▸ **What to do**: Reproduce the data below line for line, without changing any character.

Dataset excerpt
▶
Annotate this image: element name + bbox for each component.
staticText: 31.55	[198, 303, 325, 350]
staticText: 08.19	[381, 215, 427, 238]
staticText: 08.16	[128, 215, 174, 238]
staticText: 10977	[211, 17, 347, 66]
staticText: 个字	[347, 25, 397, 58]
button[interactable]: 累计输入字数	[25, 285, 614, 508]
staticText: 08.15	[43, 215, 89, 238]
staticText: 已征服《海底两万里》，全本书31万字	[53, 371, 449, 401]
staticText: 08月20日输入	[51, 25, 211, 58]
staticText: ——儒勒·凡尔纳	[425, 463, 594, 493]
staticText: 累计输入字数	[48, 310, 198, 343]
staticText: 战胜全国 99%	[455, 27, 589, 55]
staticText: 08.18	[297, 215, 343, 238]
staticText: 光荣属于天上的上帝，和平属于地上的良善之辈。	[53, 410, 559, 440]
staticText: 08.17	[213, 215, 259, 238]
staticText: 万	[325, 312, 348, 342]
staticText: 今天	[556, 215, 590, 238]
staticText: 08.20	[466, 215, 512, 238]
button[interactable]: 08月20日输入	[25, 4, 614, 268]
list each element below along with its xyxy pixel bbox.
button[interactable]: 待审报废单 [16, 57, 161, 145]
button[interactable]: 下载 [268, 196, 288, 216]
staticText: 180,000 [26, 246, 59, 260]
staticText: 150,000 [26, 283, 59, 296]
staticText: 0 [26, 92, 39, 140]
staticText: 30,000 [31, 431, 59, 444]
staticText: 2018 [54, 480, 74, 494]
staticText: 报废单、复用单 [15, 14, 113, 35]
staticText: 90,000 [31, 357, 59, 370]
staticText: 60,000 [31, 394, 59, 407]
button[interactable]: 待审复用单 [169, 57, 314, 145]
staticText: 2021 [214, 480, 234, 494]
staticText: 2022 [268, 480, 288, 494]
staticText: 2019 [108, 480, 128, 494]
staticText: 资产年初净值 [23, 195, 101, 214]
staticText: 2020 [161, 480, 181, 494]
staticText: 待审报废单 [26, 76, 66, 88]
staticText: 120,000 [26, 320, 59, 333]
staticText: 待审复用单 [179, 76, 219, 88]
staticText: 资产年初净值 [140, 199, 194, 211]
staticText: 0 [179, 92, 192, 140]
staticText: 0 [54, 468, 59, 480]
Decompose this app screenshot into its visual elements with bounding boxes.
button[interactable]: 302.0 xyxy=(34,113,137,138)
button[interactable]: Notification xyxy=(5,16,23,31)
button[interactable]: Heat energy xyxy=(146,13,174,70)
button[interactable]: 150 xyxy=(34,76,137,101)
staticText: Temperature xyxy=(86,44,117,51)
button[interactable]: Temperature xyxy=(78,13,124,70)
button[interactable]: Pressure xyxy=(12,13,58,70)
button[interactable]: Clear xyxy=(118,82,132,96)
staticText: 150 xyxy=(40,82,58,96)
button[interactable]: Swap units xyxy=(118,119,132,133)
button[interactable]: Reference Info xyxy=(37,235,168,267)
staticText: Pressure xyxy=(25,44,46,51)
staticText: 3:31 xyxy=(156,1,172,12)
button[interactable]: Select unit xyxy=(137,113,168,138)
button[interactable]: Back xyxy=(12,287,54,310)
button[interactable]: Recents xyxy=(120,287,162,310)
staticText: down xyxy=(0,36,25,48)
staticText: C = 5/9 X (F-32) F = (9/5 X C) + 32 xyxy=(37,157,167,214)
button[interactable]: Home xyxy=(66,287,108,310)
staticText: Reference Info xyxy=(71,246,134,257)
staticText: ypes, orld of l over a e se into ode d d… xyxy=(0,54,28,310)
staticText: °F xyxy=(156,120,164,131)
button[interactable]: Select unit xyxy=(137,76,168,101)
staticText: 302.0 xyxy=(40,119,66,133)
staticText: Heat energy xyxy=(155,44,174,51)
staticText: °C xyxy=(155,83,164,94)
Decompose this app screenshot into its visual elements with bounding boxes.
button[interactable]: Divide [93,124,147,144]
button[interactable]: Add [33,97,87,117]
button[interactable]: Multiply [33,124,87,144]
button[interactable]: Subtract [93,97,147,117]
◀
▸ **Complete response**:
Annotate this image: element name + bbox for each component.
staticText: 31.55	[198, 303, 325, 350]
staticText: 08.19	[381, 215, 427, 238]
staticText: 08.16	[128, 215, 174, 238]
staticText: 10977	[211, 17, 347, 66]
staticText: 个字	[347, 25, 397, 58]
button[interactable]: 累计输入字数	[25, 285, 614, 508]
staticText: 08.15	[43, 215, 89, 238]
staticText: 已征服《海底两万里》，全本书31万字	[53, 371, 449, 401]
staticText: 08月20日输入	[51, 25, 211, 58]
staticText: ——儒勒·凡尔纳	[425, 463, 594, 493]
staticText: 累计输入字数	[48, 310, 198, 343]
staticText: 战胜全国 99%	[455, 27, 589, 55]
staticText: 08.18	[297, 215, 343, 238]
staticText: 光荣属于天上的上帝，和平属于地上的良善之辈。	[53, 410, 559, 440]
staticText: 08.17	[213, 215, 259, 238]
staticText: 万	[325, 312, 348, 342]
staticText: 今天	[556, 215, 590, 238]
staticText: 08.20	[466, 215, 512, 238]
button[interactable]: 08月20日输入	[25, 4, 614, 268]
list each element below along with its xyxy pixel bbox.
button[interactable]: 待审报废单 [16, 57, 161, 145]
button[interactable]: 下载 [268, 196, 288, 216]
staticText: 180,000 [26, 246, 59, 260]
staticText: 150,000 [26, 283, 59, 296]
staticText: 0 [26, 92, 39, 140]
staticText: 30,000 [31, 431, 59, 444]
staticText: 2018 [54, 480, 74, 494]
staticText: 报废单、复用单 [15, 14, 113, 35]
staticText: 90,000 [31, 357, 59, 370]
staticText: 60,000 [31, 394, 59, 407]
button[interactable]: 待审复用单 [169, 57, 314, 145]
staticText: 2021 [214, 480, 234, 494]
staticText: 2022 [268, 480, 288, 494]
staticText: 2019 [108, 480, 128, 494]
staticText: 资产年初净值 [23, 195, 101, 214]
staticText: 2020 [161, 480, 181, 494]
staticText: 待审报废单 [26, 76, 66, 88]
staticText: 120,000 [26, 320, 59, 333]
staticText: 待审复用单 [179, 76, 219, 88]
staticText: 资产年初净值 [140, 199, 194, 211]
staticText: 0 [179, 92, 192, 140]
staticText: 0 [54, 468, 59, 480]
Decompose this app screenshot into its visual elements with bounding boxes.
button[interactable]: 302.0 xyxy=(34,113,137,138)
button[interactable]: Notification xyxy=(5,16,23,31)
button[interactable]: Heat energy xyxy=(146,13,174,70)
button[interactable]: 150 xyxy=(34,76,137,101)
staticText: Temperature xyxy=(86,44,117,51)
button[interactable]: Temperature xyxy=(78,13,124,70)
button[interactable]: Pressure xyxy=(12,13,58,70)
button[interactable]: Clear xyxy=(118,82,132,96)
staticText: 150 xyxy=(40,82,58,96)
button[interactable]: Swap units xyxy=(118,119,132,133)
button[interactable]: Reference Info xyxy=(37,235,168,267)
staticText: Pressure xyxy=(25,44,46,51)
staticText: 3:31 xyxy=(156,1,172,12)
button[interactable]: Select unit xyxy=(137,113,168,138)
button[interactable]: Back xyxy=(12,287,54,310)
button[interactable]: Recents xyxy=(120,287,162,310)
staticText: down xyxy=(0,36,25,48)
staticText: C = 5/9 X (F-32) F = (9/5 X C) + 32 xyxy=(37,157,167,214)
button[interactable]: Home xyxy=(66,287,108,310)
staticText: Reference Info xyxy=(71,246,134,257)
staticText: ypes, orld of l over a e se into ode d d… xyxy=(0,54,28,310)
staticText: °F xyxy=(156,120,164,131)
button[interactable]: Select unit xyxy=(137,76,168,101)
staticText: 302.0 xyxy=(40,119,66,133)
staticText: Heat energy xyxy=(155,44,174,51)
staticText: °C xyxy=(155,83,164,94)
Decompose this app screenshot into its visual elements with bounding boxes.
button[interactable]: Divide [93,124,147,144]
button[interactable]: Add [33,97,87,117]
button[interactable]: Multiply [33,124,87,144]
button[interactable]: Subtract [93,97,147,117]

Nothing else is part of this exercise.